■ **Document segment**

------------------------------------------------

Vanity Fair and the SDMB are probably the only two places Nelly has ever been called “Gangsta” before.
Of strippers I have known, I’d say 70% of them have their lives together, and are not bound by painful pasts and addictions. Of prostitutes I have known, I’d say it is completely inverse - 30% of them are not messed up.
I don’t think so. For example, if a man I knew took part in something which I found morally abhorrent, yet they regretted and had learned from that action, then his past should not matter. If a man did not regret or he reveled in a past which I found morally abhorrent, then I am judging them for something current - their current point of view of their past actions.
Hey, I was just referencing the article. Frankly, I don’t think many gangsta rappers were actually gangsters at all.
Solicitation of prostitution is a relatively minor offense. It is usually punishable by a small fine and community service and or probation. However, in many American jurisdictions the police can confiscate a piece of property if it was used to commit a crime. For example, if you rob a bank using a pistol and a car that you legally own, the government can confiscate your pistol and car because you used them to commit a crime. People often pick up prostitutes with their cars. A john might end up with a fine of a couple hundred bucks, but the police get to seize his car. In many areas, the police have been accused of being more interested in confiscating the cars of people attempting to solicit prostitutes than of actually combating prostitution.
I realize I sort of fucked up that quote. I wrote “Many prostitution sting operations are little more than elaborate excuses to confiscate the cars of the johns they bust.” and Mosier replied “Say what?”
Fair enough. It’s just one of my pet peeves, I think it shows some latent racism in the article… what exactly is “gangsta” at all about Nelly, other than that he is black and rhyming? :rolleyes:
For what it’s worth too, I think Nelly is terrible.

------------------------------------------------

■ **To be done**
Can you carry on the forum thread above about Nelly's "gangsta" label and prostitution stings, picking up right after its last post?

■ **Data extract**
------------------------------------------------

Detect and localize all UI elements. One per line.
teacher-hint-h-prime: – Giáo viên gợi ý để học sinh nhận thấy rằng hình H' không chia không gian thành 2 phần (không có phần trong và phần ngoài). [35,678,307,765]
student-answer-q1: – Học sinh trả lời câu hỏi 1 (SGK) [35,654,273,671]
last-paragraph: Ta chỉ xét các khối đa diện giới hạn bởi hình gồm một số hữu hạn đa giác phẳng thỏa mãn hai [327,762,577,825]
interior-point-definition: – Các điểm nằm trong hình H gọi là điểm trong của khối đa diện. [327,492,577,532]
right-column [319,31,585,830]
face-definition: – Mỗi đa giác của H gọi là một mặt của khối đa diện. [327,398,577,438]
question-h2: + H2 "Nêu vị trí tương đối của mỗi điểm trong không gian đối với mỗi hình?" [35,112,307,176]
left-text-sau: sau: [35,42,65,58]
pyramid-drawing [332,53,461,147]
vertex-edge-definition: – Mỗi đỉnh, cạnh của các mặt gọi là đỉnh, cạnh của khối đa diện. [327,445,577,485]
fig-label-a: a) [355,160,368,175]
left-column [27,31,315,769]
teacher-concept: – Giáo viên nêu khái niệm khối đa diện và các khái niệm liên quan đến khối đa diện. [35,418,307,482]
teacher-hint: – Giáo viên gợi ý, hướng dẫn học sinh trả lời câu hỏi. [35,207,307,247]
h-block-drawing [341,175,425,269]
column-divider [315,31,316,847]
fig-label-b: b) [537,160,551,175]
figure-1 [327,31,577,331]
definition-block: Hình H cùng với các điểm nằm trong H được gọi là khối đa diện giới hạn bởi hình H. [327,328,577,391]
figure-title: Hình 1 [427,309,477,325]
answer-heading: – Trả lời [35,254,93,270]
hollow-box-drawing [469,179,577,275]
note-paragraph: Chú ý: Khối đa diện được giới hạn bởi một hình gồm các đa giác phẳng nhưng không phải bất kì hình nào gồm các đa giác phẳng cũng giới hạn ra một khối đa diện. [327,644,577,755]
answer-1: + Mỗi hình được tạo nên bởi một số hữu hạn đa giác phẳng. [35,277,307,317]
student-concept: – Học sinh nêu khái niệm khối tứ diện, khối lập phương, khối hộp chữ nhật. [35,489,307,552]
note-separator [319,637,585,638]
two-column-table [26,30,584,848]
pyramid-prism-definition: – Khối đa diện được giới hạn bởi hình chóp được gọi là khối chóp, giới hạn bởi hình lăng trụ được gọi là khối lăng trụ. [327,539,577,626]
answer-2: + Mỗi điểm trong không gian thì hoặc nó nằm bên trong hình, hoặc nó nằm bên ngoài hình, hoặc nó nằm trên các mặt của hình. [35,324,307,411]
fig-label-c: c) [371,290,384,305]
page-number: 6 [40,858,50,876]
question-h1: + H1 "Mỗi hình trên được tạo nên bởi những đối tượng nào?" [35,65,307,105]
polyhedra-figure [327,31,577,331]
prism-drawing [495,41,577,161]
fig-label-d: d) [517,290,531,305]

------------------------------------------------

■ **Exercise response**
For the record, I never said Nelly was gangsta. I wrote:
“Trying to link prostitution to gangsta rap and video games is silly. I’m under the distinct impression that prostitution has existed a bit longer than either of those things.”
The Vanity Fair Article claimed:
“Dr. Sharon Cooper believes that the anti-intellectual, consumerist, hyper-violent, and super-eroticized content of movies (Hustle & Flow), reality TV (Cathouse), video games (Grand Theft Auto: Vice City), gangsta rap (Nelly’s “Tip Drill”), and cyber sites (Second Life: Jail Bait) has normalized sexual harm.”
I’ve never heard the song mentioned in the article. I would not consider Nelly a gangsta rapper, and I’m not sure if it implies racism on behalf of the article so much as detachment from reality due to ignorance. I’m fairly confident in claiming that it is ridiculous to think that the GTA video games are causing an increase in sex slavery.
What confused me is that you stated that you hold men who had used a prostitute (instead of their hand) in low regard. You did not state these other qualifiers.
Question: Do you feel drug users are pieces of shit? (Drug gang violence in the U.S. and Mexico.)
Do you feel that people who buy cheap athletic shoes or clothing to be pieces of shit? (Sweat shops in the U.S., and the Far East.)
Understood.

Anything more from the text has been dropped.